[What the task asks]
Omit all pictures. Quote the lines from the one with "Transcribe this image's" through the end of the listing below, exactly as they appear.

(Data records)
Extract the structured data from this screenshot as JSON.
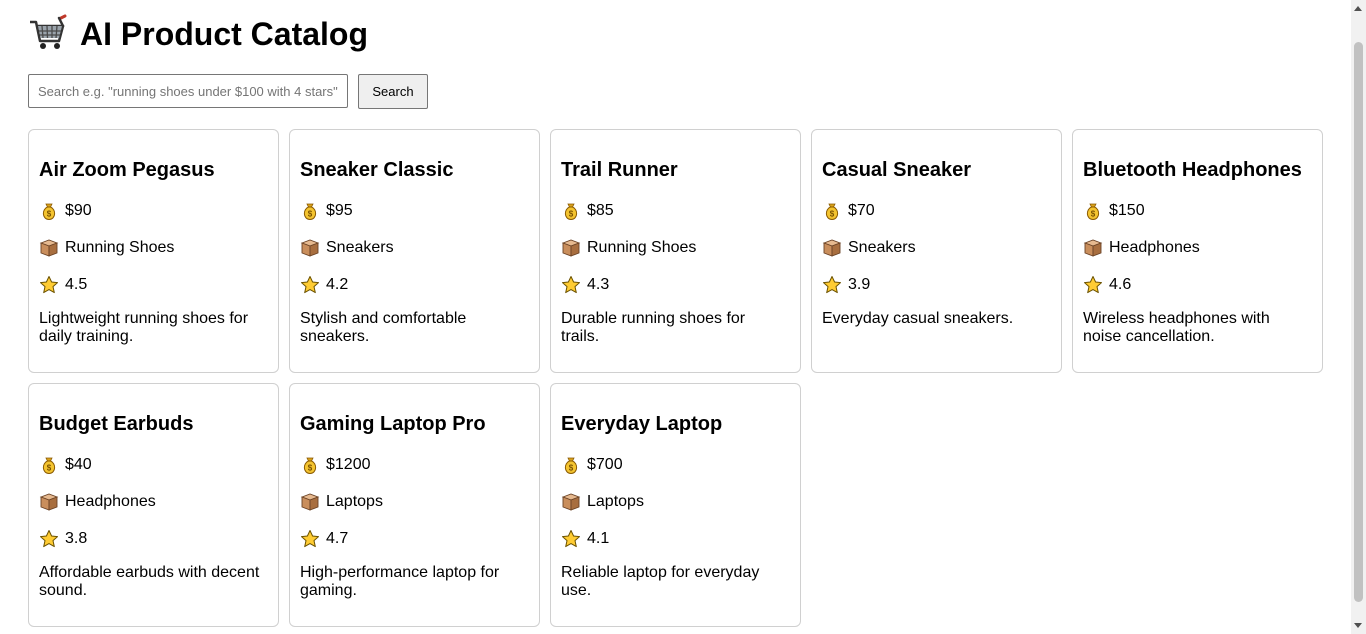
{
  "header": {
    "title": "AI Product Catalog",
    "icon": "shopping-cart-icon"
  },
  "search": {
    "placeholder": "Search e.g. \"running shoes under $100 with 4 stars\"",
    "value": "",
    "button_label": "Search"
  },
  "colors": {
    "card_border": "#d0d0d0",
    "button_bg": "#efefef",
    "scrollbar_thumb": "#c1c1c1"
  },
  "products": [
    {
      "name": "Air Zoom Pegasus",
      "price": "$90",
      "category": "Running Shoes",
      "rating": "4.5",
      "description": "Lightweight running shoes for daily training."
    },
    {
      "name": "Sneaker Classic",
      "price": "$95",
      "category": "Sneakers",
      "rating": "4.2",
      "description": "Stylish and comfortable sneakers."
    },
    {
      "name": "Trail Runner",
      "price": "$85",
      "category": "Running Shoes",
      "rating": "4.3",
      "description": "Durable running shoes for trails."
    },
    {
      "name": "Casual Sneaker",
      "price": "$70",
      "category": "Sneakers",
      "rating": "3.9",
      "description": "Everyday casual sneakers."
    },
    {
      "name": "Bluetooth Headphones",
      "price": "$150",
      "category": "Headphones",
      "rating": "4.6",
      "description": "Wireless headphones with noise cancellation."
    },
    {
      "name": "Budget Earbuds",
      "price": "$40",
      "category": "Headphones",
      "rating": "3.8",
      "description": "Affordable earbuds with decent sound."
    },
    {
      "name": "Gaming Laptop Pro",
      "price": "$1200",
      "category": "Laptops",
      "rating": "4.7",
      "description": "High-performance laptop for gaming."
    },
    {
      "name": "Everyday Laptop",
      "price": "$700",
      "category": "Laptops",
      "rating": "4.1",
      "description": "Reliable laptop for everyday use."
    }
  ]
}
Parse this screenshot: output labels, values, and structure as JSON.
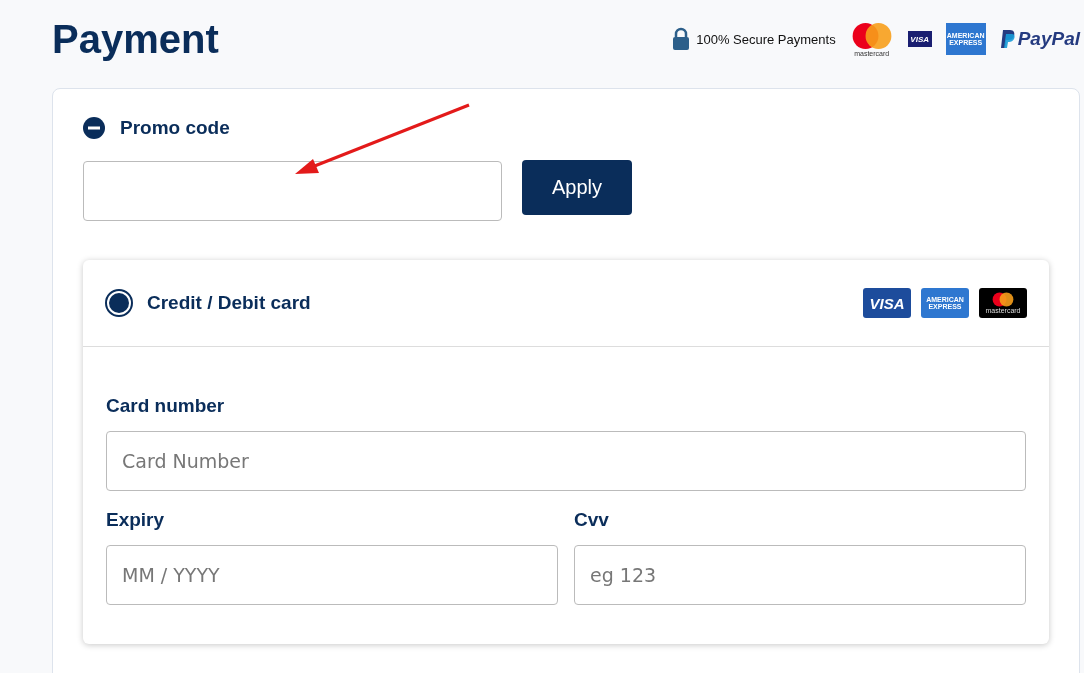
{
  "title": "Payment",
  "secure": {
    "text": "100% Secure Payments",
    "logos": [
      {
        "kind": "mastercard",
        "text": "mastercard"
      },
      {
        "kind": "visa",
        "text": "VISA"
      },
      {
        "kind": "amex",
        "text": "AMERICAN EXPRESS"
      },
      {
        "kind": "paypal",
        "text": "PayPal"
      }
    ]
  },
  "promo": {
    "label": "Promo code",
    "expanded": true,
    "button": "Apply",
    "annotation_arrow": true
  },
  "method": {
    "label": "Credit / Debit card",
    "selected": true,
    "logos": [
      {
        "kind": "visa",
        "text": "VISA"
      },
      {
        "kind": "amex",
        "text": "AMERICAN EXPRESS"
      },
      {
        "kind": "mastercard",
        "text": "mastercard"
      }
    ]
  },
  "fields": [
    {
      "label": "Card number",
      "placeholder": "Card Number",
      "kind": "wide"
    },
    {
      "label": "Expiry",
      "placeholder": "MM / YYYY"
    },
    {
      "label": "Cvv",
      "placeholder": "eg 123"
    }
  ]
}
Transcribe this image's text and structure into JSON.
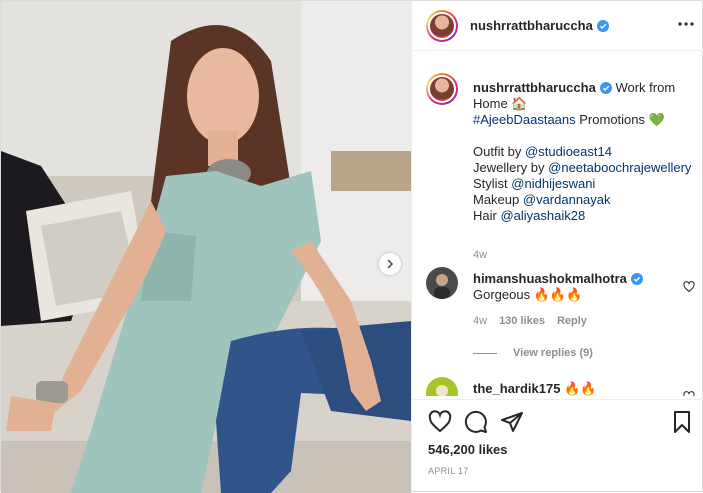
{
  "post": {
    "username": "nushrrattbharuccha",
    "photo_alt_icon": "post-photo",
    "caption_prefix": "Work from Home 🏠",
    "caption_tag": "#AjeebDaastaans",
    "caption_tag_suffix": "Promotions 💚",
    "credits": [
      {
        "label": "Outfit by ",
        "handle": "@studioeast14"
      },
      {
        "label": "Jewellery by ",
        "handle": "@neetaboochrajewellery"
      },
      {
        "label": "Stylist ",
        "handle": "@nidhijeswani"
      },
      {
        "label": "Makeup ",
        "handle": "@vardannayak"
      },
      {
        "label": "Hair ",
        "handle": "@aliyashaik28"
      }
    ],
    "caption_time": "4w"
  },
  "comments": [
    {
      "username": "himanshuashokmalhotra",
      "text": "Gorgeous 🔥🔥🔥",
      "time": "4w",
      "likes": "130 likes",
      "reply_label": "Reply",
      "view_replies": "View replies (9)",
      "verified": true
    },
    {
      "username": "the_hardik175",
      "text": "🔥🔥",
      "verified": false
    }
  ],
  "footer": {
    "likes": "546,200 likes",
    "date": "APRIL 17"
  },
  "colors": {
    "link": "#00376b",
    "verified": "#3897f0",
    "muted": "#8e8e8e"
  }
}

[Answer to this problem]
Transcribe this image's text and structure into JSON.
{
  "post": {
    "username": "nushrrattbharuccha",
    "photo_alt_icon": "post-photo",
    "caption_prefix": "Work from Home 🏠",
    "caption_tag": "#AjeebDaastaans",
    "caption_tag_suffix": "Promotions 💚",
    "credits": [
      {
        "label": "Outfit by ",
        "handle": "@studioeast14"
      },
      {
        "label": "Jewellery by ",
        "handle": "@neetaboochrajewellery"
      },
      {
        "label": "Stylist ",
        "handle": "@nidhijeswani"
      },
      {
        "label": "Makeup ",
        "handle": "@vardannayak"
      },
      {
        "label": "Hair ",
        "handle": "@aliyashaik28"
      }
    ],
    "caption_time": "4w"
  },
  "comments": [
    {
      "username": "himanshuashokmalhotra",
      "text": "Gorgeous 🔥🔥🔥",
      "time": "4w",
      "likes": "130 likes",
      "reply_label": "Reply",
      "view_replies": "View replies (9)",
      "verified": true
    },
    {
      "username": "the_hardik175",
      "text": "🔥🔥",
      "verified": false
    }
  ],
  "footer": {
    "likes": "546,200 likes",
    "date": "APRIL 17"
  },
  "colors": {
    "link": "#00376b",
    "verified": "#3897f0",
    "muted": "#8e8e8e"
  }
}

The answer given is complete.